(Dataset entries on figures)

· · ·

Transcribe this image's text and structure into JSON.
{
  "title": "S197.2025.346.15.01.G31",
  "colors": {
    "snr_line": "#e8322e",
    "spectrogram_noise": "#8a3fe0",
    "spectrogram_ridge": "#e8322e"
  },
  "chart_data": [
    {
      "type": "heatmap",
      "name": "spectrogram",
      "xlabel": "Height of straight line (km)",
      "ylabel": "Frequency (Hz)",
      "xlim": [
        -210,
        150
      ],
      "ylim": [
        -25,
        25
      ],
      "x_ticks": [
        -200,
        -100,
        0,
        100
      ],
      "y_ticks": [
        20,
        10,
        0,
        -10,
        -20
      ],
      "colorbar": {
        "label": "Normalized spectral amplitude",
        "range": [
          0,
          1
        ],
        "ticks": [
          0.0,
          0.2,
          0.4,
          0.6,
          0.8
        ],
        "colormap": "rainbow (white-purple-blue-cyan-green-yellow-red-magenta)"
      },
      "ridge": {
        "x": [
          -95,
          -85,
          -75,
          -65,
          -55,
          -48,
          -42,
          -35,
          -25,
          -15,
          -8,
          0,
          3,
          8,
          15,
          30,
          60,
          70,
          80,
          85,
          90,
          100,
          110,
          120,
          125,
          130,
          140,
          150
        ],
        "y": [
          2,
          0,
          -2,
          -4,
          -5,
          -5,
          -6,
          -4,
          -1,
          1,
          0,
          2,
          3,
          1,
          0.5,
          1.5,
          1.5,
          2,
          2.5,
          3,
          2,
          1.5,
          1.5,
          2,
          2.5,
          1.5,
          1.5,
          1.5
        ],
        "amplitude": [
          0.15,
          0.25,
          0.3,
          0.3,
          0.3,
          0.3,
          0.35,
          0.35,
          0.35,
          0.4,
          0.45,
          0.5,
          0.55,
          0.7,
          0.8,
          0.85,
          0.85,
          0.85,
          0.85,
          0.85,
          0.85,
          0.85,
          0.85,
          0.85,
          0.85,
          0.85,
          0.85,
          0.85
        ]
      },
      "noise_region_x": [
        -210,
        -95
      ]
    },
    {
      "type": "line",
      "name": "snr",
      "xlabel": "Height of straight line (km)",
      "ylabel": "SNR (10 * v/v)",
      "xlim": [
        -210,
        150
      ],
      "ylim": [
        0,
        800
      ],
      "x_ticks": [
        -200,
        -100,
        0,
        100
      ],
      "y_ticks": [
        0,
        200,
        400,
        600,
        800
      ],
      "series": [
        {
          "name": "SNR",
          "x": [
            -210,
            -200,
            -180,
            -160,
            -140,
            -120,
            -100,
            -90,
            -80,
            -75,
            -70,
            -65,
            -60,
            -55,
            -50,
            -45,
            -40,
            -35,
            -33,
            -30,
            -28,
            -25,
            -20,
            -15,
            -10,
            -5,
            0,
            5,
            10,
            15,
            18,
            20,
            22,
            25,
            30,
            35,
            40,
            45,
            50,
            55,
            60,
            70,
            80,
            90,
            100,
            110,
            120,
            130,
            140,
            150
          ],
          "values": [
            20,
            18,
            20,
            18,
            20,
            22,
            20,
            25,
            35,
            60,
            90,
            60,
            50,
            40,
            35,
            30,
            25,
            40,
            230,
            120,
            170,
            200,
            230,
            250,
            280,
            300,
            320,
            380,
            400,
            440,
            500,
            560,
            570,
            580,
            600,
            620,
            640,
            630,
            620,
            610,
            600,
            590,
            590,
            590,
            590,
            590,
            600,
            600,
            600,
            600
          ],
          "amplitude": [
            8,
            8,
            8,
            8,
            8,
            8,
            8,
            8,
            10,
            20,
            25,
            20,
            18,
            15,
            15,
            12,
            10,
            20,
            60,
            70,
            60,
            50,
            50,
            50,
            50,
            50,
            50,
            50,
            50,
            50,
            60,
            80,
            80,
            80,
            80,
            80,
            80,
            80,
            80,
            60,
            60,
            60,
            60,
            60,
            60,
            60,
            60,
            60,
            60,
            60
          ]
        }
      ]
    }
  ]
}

· · ·

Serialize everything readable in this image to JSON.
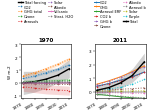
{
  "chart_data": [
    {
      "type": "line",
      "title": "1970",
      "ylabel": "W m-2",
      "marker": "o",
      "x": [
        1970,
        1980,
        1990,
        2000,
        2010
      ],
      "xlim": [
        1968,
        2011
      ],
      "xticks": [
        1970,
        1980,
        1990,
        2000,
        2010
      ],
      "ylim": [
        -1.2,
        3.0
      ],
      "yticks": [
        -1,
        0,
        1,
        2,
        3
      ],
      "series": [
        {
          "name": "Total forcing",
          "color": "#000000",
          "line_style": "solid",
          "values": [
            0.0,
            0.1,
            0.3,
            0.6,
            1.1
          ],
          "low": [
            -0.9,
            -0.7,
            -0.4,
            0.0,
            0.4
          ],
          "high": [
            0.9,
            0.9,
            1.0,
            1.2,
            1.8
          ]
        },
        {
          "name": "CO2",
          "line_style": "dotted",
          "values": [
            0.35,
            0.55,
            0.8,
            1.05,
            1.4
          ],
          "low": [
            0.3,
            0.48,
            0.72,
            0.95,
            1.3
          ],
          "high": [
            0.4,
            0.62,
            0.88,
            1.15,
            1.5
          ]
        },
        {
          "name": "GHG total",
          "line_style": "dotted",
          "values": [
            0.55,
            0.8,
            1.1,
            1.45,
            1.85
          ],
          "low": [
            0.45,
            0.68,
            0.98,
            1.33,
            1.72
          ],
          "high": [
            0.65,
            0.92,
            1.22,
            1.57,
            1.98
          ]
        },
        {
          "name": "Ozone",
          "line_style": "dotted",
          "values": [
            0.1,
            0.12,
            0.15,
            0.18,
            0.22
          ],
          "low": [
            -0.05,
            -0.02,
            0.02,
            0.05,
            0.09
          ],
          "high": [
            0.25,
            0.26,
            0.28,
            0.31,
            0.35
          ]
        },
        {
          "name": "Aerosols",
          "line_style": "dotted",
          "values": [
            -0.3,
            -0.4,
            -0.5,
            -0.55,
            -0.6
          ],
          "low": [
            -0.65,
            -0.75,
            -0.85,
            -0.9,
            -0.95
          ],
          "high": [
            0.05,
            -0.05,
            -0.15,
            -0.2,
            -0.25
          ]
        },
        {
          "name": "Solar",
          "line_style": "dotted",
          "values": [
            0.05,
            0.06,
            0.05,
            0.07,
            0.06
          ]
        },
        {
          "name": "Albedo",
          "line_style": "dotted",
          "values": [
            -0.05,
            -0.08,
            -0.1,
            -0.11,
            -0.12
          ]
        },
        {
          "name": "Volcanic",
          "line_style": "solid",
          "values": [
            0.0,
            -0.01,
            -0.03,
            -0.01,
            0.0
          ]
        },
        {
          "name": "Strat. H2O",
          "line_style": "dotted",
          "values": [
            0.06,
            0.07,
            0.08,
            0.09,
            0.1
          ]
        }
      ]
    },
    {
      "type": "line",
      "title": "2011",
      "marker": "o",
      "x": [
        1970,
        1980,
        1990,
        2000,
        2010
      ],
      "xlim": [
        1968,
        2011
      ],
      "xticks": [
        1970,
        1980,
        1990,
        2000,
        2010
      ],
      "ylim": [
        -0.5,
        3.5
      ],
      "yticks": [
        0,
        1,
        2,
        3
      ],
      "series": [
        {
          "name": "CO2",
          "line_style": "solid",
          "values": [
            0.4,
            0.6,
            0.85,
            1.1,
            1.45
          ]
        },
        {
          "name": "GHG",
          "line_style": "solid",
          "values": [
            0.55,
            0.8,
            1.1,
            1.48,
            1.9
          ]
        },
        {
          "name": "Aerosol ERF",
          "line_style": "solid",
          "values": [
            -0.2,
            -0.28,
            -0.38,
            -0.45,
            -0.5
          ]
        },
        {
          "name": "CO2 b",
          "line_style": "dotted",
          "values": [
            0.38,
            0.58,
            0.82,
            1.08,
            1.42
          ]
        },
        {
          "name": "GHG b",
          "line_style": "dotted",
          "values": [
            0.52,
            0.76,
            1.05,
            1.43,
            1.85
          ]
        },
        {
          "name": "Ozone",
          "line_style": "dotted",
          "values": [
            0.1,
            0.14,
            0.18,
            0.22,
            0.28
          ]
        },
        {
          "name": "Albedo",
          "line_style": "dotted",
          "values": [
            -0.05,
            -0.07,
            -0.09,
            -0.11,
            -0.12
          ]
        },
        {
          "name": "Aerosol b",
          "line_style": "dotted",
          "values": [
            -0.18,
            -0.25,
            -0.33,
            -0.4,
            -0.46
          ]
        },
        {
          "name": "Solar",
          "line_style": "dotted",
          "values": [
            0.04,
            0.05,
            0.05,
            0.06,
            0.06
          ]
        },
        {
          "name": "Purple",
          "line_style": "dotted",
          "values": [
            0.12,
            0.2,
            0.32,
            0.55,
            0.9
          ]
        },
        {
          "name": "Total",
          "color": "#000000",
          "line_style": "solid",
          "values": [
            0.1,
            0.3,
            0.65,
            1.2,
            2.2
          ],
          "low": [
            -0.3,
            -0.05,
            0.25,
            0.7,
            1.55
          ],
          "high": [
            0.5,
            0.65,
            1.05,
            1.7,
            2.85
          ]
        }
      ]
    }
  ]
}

· · ·

Your task is to gather all lines from the entries above that hold the word "ylabel".

RESPONSE TO THE TASK >>
      "ylabel": "Frequency (Hz)",
      "ylabel": "SNR (10 * v/v)",
      "ylabel": "W m-2",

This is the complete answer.